Stored entries:
**********
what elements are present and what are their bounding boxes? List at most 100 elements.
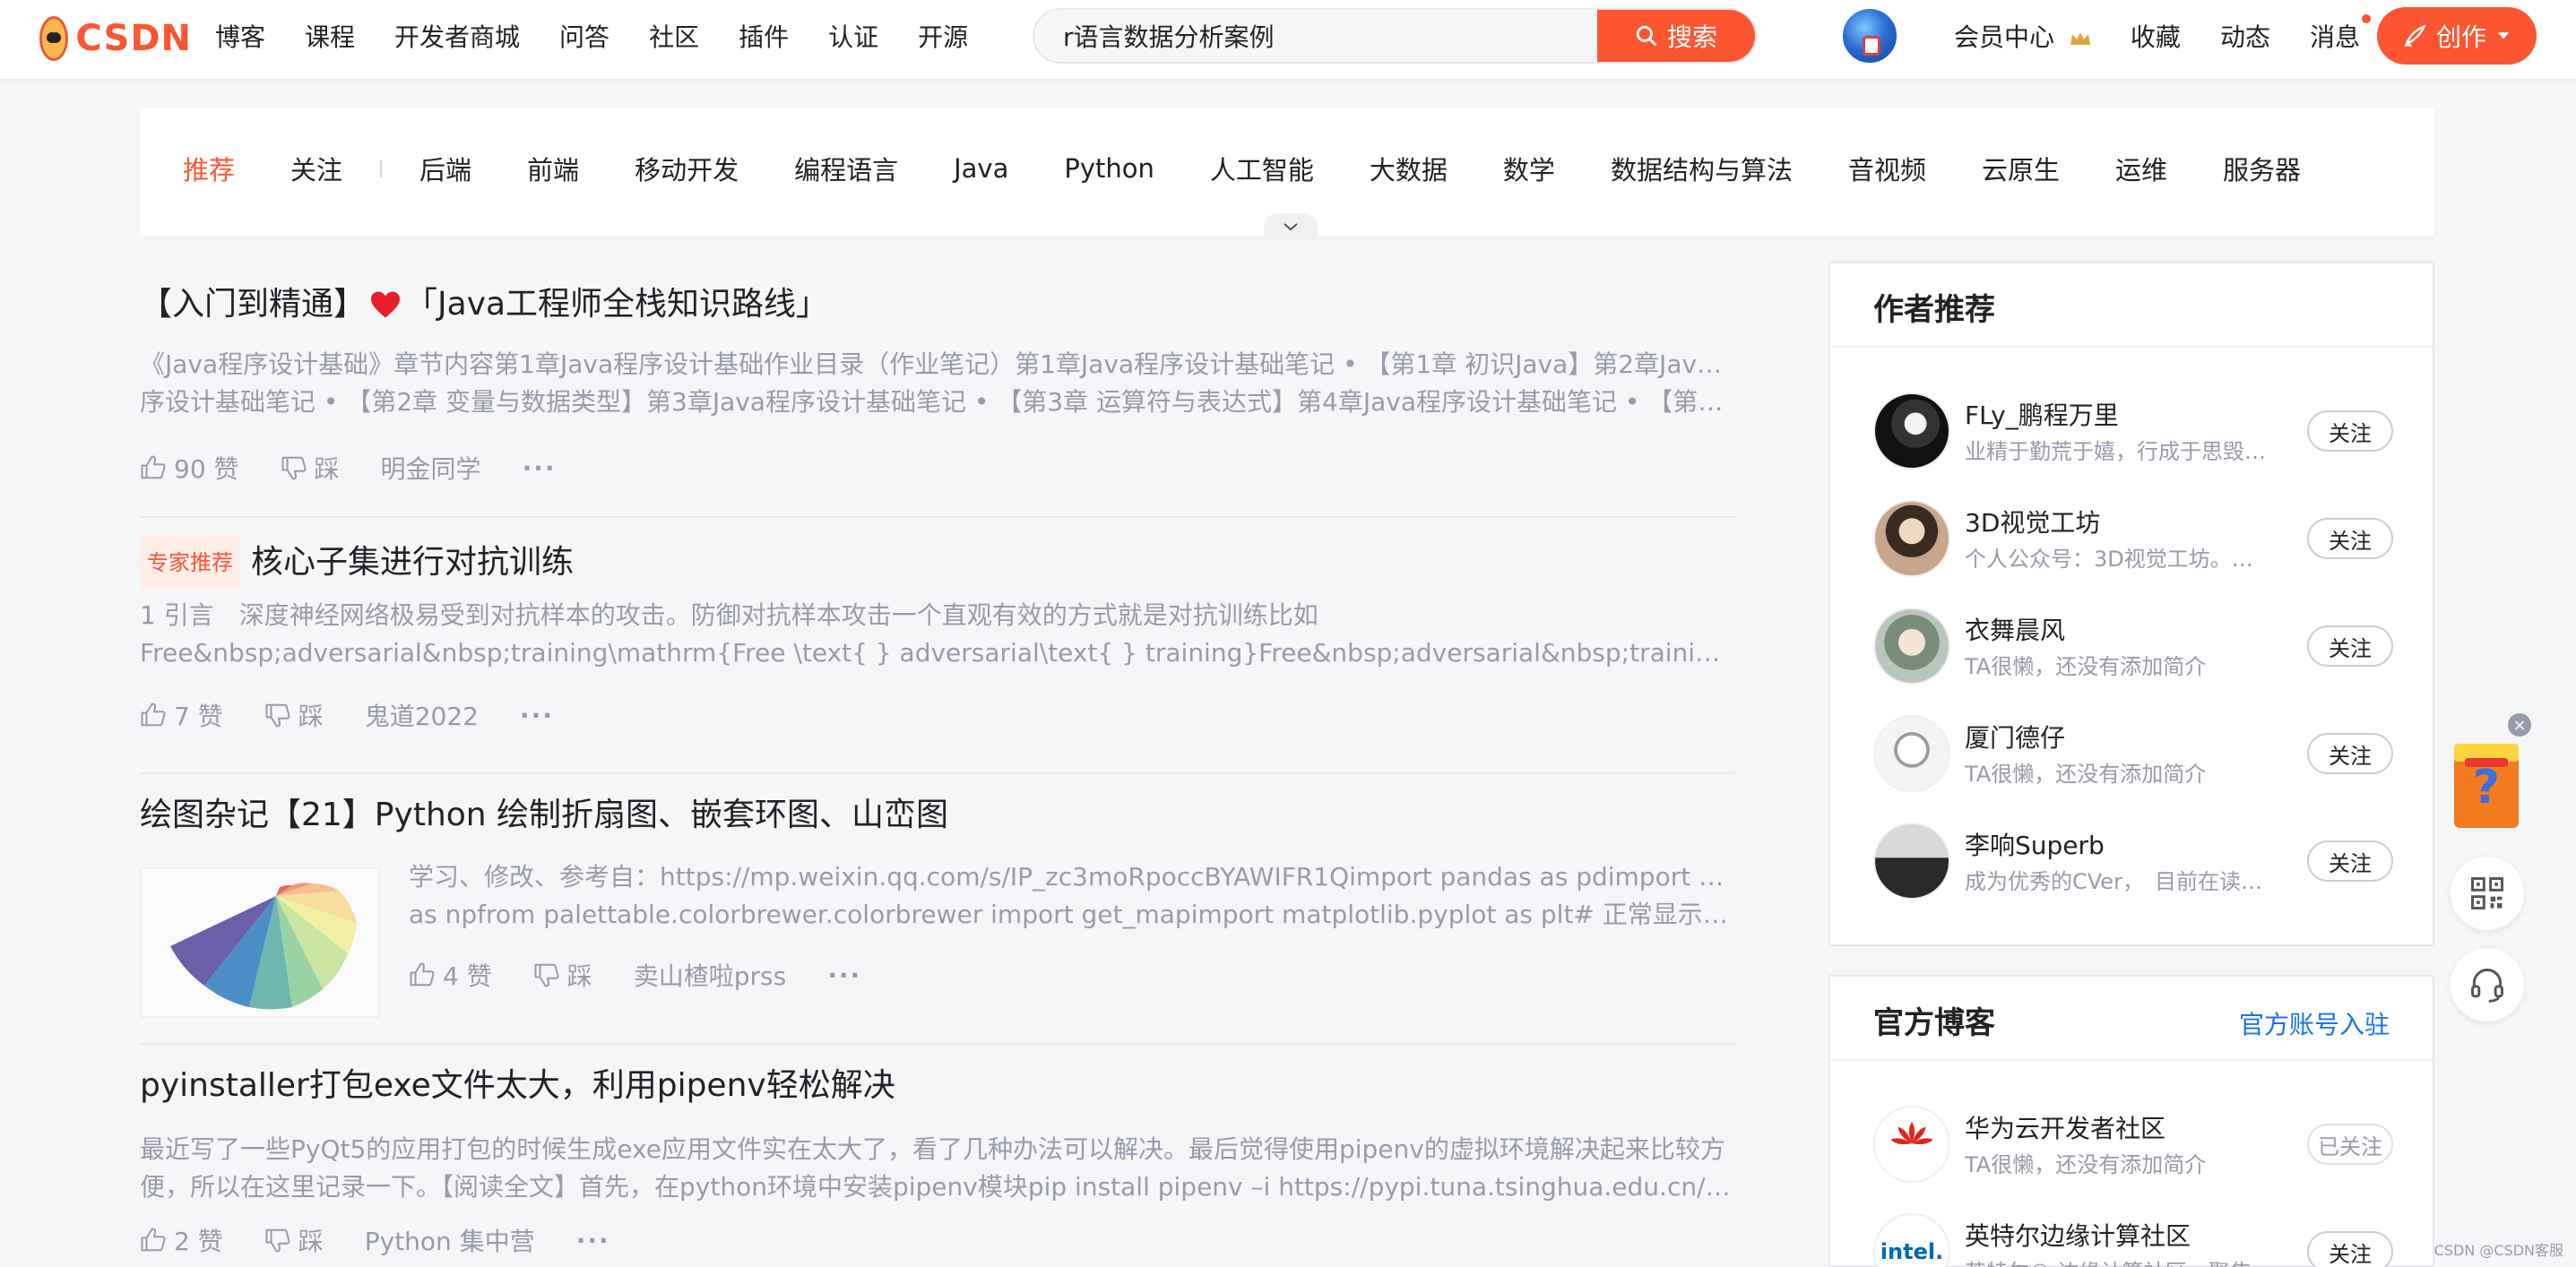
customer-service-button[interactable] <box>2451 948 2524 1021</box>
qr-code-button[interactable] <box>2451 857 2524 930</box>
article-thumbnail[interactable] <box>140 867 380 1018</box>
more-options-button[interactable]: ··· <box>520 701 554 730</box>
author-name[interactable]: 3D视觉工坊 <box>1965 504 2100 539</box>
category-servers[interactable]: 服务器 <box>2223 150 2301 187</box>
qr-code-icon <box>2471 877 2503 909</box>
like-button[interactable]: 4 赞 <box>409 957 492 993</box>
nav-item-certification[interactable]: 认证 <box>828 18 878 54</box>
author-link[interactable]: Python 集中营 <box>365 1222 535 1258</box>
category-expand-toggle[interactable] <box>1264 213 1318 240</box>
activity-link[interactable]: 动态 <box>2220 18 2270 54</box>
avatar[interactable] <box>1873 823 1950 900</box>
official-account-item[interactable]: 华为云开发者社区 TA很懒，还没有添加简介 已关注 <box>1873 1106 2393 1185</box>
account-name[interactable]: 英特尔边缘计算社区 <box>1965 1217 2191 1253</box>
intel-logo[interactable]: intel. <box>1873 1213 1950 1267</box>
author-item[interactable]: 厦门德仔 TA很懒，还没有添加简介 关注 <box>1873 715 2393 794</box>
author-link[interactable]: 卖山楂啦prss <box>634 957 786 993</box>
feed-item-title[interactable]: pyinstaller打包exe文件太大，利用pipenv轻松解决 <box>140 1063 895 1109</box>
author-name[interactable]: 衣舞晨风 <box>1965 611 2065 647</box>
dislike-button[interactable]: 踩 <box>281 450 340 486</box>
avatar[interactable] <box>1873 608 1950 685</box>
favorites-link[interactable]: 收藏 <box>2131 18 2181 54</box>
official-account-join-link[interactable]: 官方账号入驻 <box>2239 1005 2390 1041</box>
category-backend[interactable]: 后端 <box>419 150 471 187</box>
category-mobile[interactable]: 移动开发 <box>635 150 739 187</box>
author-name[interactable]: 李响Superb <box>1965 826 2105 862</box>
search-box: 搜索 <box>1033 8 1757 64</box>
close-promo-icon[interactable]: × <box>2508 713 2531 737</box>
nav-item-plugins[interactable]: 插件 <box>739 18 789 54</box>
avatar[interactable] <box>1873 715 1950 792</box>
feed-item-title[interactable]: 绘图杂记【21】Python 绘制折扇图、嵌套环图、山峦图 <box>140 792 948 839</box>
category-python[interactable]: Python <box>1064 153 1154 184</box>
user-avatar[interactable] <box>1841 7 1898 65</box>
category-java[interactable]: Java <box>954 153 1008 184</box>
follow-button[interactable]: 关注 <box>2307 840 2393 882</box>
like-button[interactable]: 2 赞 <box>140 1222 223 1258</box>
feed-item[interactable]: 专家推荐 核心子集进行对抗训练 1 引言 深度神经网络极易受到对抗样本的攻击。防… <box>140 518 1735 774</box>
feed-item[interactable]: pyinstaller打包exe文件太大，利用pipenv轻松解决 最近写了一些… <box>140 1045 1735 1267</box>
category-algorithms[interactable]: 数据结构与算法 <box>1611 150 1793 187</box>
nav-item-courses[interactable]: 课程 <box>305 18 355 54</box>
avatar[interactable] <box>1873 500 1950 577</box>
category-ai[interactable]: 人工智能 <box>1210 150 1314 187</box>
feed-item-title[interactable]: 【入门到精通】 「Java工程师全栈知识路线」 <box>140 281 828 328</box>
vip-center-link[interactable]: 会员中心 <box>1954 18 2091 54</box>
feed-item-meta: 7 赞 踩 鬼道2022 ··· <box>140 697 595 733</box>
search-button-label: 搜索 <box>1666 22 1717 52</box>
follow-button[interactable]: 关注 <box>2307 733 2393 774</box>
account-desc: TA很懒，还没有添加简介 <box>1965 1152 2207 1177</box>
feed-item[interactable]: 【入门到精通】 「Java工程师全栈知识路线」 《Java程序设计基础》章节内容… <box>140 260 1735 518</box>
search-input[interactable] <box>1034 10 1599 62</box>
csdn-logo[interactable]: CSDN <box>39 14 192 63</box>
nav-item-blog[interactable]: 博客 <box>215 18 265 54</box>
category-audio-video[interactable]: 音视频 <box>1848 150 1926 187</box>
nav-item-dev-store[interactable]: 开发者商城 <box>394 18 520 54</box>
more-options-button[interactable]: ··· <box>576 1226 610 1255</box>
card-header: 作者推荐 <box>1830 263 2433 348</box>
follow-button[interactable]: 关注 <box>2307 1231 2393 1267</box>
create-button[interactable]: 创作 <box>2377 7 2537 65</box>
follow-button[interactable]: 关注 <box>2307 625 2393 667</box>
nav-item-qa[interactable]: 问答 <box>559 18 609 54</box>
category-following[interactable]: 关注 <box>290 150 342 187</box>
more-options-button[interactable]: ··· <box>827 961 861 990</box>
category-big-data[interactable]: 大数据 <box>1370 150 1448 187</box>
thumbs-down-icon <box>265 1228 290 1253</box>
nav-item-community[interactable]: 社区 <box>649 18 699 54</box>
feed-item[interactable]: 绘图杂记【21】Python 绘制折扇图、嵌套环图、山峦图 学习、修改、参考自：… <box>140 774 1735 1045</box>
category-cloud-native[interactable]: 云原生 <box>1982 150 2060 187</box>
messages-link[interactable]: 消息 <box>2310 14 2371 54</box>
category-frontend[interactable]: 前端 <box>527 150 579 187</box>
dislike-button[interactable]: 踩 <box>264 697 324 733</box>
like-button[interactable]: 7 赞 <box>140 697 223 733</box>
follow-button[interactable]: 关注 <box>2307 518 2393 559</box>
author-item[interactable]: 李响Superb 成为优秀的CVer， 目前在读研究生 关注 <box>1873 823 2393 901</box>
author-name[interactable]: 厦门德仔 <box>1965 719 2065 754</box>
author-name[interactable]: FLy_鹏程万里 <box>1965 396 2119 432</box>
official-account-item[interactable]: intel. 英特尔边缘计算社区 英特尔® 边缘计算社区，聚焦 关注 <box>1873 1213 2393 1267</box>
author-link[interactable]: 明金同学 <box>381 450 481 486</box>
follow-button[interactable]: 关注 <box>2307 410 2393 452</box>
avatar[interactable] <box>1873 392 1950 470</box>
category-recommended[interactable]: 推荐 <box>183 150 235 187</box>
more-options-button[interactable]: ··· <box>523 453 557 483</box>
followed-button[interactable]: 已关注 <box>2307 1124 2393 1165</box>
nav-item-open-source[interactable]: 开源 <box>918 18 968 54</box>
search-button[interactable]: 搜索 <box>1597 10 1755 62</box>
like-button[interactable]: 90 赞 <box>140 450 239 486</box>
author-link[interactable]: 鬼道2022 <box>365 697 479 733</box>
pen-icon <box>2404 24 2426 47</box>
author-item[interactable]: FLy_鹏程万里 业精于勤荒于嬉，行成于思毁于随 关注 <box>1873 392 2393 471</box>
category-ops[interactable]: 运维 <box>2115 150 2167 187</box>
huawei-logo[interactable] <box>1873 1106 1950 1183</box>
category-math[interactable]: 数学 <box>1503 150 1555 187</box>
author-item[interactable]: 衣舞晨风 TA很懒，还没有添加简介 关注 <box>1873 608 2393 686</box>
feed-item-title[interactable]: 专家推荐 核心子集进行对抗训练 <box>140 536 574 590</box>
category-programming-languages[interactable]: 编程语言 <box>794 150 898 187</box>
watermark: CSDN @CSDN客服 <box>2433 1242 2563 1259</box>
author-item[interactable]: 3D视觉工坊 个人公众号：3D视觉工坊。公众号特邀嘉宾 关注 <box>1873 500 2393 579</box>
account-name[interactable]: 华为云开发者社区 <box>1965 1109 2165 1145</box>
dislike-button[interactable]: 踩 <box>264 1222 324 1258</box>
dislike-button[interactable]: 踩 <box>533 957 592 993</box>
**********
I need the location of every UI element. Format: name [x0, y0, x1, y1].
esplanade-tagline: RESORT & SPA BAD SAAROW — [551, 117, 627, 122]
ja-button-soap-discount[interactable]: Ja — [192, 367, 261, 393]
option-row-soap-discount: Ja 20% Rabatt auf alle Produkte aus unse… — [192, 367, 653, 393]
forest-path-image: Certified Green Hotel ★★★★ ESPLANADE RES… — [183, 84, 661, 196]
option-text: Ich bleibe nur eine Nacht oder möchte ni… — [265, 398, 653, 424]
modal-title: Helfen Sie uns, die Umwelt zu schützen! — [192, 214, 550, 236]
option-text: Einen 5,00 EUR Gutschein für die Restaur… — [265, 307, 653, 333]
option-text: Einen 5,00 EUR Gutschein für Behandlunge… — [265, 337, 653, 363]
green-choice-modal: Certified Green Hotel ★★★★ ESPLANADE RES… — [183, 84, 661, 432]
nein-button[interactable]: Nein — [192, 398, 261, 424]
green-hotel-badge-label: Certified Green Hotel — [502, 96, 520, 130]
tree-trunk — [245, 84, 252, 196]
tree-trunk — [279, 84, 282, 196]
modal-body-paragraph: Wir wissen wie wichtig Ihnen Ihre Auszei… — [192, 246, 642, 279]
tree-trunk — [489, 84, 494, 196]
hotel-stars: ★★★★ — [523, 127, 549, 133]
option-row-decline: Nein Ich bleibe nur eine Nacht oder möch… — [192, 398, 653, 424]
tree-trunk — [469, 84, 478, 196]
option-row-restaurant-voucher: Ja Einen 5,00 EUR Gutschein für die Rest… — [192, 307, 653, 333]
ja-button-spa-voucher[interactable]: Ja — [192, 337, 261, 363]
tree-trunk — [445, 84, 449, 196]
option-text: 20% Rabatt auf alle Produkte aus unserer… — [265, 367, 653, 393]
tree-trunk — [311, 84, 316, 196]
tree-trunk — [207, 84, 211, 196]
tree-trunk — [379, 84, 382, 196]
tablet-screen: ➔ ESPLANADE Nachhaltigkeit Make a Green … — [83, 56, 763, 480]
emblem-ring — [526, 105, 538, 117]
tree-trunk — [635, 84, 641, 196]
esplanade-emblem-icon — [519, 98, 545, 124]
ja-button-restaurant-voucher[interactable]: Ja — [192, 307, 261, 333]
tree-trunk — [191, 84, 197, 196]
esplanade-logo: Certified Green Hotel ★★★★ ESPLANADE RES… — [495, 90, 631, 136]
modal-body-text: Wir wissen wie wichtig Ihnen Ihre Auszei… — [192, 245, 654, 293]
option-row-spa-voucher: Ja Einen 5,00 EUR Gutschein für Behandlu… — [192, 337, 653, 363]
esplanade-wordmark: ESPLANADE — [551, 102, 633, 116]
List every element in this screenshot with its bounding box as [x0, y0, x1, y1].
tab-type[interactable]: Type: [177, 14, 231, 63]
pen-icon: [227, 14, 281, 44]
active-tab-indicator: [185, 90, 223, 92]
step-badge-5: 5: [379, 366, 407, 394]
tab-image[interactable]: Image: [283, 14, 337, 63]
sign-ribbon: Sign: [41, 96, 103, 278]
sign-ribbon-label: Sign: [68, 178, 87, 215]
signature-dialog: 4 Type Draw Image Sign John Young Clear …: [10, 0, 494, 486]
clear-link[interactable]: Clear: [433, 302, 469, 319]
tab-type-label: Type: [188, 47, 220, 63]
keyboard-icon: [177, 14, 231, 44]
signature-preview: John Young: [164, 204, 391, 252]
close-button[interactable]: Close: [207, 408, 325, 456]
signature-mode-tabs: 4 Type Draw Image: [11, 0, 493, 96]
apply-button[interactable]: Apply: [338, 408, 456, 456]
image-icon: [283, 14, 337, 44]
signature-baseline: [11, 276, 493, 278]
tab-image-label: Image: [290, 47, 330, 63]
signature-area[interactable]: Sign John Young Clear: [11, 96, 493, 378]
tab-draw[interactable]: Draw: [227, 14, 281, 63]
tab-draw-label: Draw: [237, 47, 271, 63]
**********
**PROMPT:**
Give the stretch from the line containing "I need the location" through the line containing "forest-path-image: Certified Green" as a numbered list, leaving out any blank lines.

**ANSWER TO THIS TASK:**
1. I need the location of every UI element. Format: name [x0, y0, x1, y1].
2. esplanade-tagline: RESORT & SPA BAD SAAROW — [551, 117, 627, 122]
3. ja-button-soap-discount[interactable]: Ja — [192, 367, 261, 393]
4. option-row-soap-discount: Ja 20% Rabatt auf alle Produkte aus unse… — [192, 367, 653, 393]
5. forest-path-image: Certified Green Hotel ★★★★ ESPLANADE RES… — [183, 84, 661, 196]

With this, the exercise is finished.